◆ Required task: Print out every line, exactly as written.

+++ Entries shown +++

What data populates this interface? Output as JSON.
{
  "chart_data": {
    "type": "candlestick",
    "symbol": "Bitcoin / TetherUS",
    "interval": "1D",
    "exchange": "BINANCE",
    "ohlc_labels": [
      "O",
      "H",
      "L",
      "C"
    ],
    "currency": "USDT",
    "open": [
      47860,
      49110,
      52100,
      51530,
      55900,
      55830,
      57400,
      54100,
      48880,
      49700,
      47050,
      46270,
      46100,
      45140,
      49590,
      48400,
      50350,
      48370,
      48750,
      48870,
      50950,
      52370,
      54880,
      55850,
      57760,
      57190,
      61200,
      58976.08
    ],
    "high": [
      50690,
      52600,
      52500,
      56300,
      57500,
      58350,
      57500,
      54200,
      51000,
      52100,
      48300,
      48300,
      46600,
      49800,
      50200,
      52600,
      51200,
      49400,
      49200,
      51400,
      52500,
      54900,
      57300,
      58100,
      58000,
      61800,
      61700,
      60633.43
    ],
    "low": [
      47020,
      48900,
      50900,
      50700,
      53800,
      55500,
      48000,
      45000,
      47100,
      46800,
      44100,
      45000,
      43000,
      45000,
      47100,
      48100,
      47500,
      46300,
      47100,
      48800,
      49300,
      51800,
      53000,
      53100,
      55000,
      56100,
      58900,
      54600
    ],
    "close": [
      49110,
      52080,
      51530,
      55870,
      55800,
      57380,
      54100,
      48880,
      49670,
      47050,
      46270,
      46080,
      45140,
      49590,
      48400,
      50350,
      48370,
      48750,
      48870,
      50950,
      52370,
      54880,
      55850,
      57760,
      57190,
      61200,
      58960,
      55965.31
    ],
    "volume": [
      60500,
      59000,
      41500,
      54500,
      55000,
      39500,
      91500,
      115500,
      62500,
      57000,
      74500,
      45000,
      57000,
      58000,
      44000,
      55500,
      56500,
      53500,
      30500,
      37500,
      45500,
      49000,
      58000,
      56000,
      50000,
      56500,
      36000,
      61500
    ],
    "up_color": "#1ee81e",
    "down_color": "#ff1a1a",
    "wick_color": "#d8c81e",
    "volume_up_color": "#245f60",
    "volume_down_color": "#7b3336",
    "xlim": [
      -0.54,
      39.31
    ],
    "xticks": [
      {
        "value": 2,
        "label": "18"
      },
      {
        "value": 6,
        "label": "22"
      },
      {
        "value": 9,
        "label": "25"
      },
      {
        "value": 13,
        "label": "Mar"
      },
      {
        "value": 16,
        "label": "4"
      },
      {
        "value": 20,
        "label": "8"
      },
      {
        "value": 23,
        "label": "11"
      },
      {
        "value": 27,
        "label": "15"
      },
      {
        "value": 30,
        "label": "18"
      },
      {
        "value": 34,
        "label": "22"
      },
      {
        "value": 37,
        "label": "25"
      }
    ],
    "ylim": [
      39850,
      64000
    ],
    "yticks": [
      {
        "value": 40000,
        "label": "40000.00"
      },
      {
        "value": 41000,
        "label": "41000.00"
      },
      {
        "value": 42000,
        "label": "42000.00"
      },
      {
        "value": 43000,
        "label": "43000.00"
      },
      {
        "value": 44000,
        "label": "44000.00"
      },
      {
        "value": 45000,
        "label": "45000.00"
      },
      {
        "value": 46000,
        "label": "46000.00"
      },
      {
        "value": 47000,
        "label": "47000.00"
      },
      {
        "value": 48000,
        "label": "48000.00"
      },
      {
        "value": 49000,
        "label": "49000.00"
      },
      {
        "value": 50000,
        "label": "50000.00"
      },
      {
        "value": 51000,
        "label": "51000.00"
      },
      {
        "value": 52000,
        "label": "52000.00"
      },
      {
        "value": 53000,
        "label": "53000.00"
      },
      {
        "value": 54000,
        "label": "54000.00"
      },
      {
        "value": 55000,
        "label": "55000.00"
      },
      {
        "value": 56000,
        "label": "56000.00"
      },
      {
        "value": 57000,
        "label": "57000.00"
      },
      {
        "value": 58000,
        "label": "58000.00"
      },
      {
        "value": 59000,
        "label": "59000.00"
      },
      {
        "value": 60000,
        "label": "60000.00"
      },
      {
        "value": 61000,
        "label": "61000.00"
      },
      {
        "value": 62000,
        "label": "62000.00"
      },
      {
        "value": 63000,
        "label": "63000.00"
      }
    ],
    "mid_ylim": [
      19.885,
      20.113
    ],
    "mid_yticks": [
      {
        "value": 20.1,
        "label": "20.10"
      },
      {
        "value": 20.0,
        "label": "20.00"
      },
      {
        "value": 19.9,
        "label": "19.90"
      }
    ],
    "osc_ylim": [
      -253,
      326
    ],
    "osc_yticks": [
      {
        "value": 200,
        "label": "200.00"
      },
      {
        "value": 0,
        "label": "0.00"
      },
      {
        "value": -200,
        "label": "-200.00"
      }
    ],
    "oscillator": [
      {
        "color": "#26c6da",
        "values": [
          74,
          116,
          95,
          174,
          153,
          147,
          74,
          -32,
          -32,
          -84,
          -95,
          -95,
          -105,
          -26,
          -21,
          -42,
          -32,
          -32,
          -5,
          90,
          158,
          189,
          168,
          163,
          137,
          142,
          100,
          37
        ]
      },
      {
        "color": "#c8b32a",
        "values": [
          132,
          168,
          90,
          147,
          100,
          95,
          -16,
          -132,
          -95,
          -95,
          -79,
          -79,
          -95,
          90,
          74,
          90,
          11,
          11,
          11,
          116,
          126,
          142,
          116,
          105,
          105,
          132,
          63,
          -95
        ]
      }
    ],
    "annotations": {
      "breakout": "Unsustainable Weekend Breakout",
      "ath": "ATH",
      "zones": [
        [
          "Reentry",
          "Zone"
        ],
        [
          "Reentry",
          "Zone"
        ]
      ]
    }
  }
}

+++

◆ Full response:
What data populates this interface? Output as JSON.
{
  "chart_data": {
    "type": "candlestick",
    "symbol": "Bitcoin / TetherUS",
    "interval": "1D",
    "exchange": "BINANCE",
    "ohlc_labels": [
      "O",
      "H",
      "L",
      "C"
    ],
    "currency": "USDT",
    "open": [
      47860,
      49110,
      52100,
      51530,
      55900,
      55830,
      57400,
      54100,
      48880,
      49700,
      47050,
      46270,
      46100,
      45140,
      49590,
      48400,
      50350,
      48370,
      48750,
      48870,
      50950,
      52370,
      54880,
      55850,
      57760,
      57190,
      61200,
      58976.08
    ],
    "high": [
      50690,
      52600,
      52500,
      56300,
      57500,
      58350,
      57500,
      54200,
      51000,
      52100,
      48300,
      48300,
      46600,
      49800,
      50200,
      52600,
      51200,
      49400,
      49200,
      51400,
      52500,
      54900,
      57300,
      58100,
      58000,
      61800,
      61700,
      60633.43
    ],
    "low": [
      47020,
      48900,
      50900,
      50700,
      53800,
      55500,
      48000,
      45000,
      47100,
      46800,
      44100,
      45000,
      43000,
      45000,
      47100,
      48100,
      47500,
      46300,
      47100,
      48800,
      49300,
      51800,
      53000,
      53100,
      55000,
      56100,
      58900,
      54600
    ],
    "close": [
      49110,
      52080,
      51530,
      55870,
      55800,
      57380,
      54100,
      48880,
      49670,
      47050,
      46270,
      46080,
      45140,
      49590,
      48400,
      50350,
      48370,
      48750,
      48870,
      50950,
      52370,
      54880,
      55850,
      57760,
      57190,
      61200,
      58960,
      55965.31
    ],
    "volume": [
      60500,
      59000,
      41500,
      54500,
      55000,
      39500,
      91500,
      115500,
      62500,
      57000,
      74500,
      45000,
      57000,
      58000,
      44000,
      55500,
      56500,
      53500,
      30500,
      37500,
      45500,
      49000,
      58000,
      56000,
      50000,
      56500,
      36000,
      61500
    ],
    "up_color": "#1ee81e",
    "down_color": "#ff1a1a",
    "wick_color": "#d8c81e",
    "volume_up_color": "#245f60",
    "volume_down_color": "#7b3336",
    "xlim": [
      -0.54,
      39.31
    ],
    "xticks": [
      {
        "value": 2,
        "label": "18"
      },
      {
        "value": 6,
        "label": "22"
      },
      {
        "value": 9,
        "label": "25"
      },
      {
        "value": 13,
        "label": "Mar"
      },
      {
        "value": 16,
        "label": "4"
      },
      {
        "value": 20,
        "label": "8"
      },
      {
        "value": 23,
        "label": "11"
      },
      {
        "value": 27,
        "label": "15"
      },
      {
        "value": 30,
        "label": "18"
      },
      {
        "value": 34,
        "label": "22"
      },
      {
        "value": 37,
        "label": "25"
      }
    ],
    "ylim": [
      39850,
      64000
    ],
    "yticks": [
      {
        "value": 40000,
        "label": "40000.00"
      },
      {
        "value": 41000,
        "label": "41000.00"
      },
      {
        "value": 42000,
        "label": "42000.00"
      },
      {
        "value": 43000,
        "label": "43000.00"
      },
      {
        "value": 44000,
        "label": "44000.00"
      },
      {
        "value": 45000,
        "label": "45000.00"
      },
      {
        "value": 46000,
        "label": "46000.00"
      },
      {
        "value": 47000,
        "label": "47000.00"
      },
      {
        "value": 48000,
        "label": "48000.00"
      },
      {
        "value": 49000,
        "label": "49000.00"
      },
      {
        "value": 50000,
        "label": "50000.00"
      },
      {
        "value": 51000,
        "label": "51000.00"
      },
      {
        "value": 52000,
        "label": "52000.00"
      },
      {
        "value": 53000,
        "label": "53000.00"
      },
      {
        "value": 54000,
        "label": "54000.00"
      },
      {
        "value": 55000,
        "label": "55000.00"
      },
      {
        "value": 56000,
        "label": "56000.00"
      },
      {
        "value": 57000,
        "label": "57000.00"
      },
      {
        "value": 58000,
        "label": "58000.00"
      },
      {
        "value": 59000,
        "label": "59000.00"
      },
      {
        "value": 60000,
        "label": "60000.00"
      },
      {
        "value": 61000,
        "label": "61000.00"
      },
      {
        "value": 62000,
        "label": "62000.00"
      },
      {
        "value": 63000,
        "label": "63000.00"
      }
    ],
    "mid_ylim": [
      19.885,
      20.113
    ],
    "mid_yticks": [
      {
        "value": 20.1,
        "label": "20.10"
      },
      {
        "value": 20.0,
        "label": "20.00"
      },
      {
        "value": 19.9,
        "label": "19.90"
      }
    ],
    "osc_ylim": [
      -253,
      326
    ],
    "osc_yticks": [
      {
        "value": 200,
        "label": "200.00"
      },
      {
        "value": 0,
        "label": "0.00"
      },
      {
        "value": -200,
        "label": "-200.00"
      }
    ],
    "oscillator": [
      {
        "color": "#26c6da",
        "values": [
          74,
          116,
          95,
          174,
          153,
          147,
          74,
          -32,
          -32,
          -84,
          -95,
          -95,
          -105,
          -26,
          -21,
          -42,
          -32,
          -32,
          -5,
          90,
          158,
          189,
          168,
          163,
          137,
          142,
          100,
          37
        ]
      },
      {
        "color": "#c8b32a",
        "values": [
          132,
          168,
          90,
          147,
          100,
          95,
          -16,
          -132,
          -95,
          -95,
          -79,
          -79,
          -95,
          90,
          74,
          90,
          11,
          11,
          11,
          116,
          126,
          142,
          116,
          105,
          105,
          132,
          63,
          -95
        ]
      }
    ],
    "annotations": {
      "breakout": "Unsustainable Weekend Breakout",
      "ath": "ATH",
      "zones": [
        [
          "Reentry",
          "Zone"
        ],
        [
          "Reentry",
          "Zone"
        ]
      ]
    }
  }
}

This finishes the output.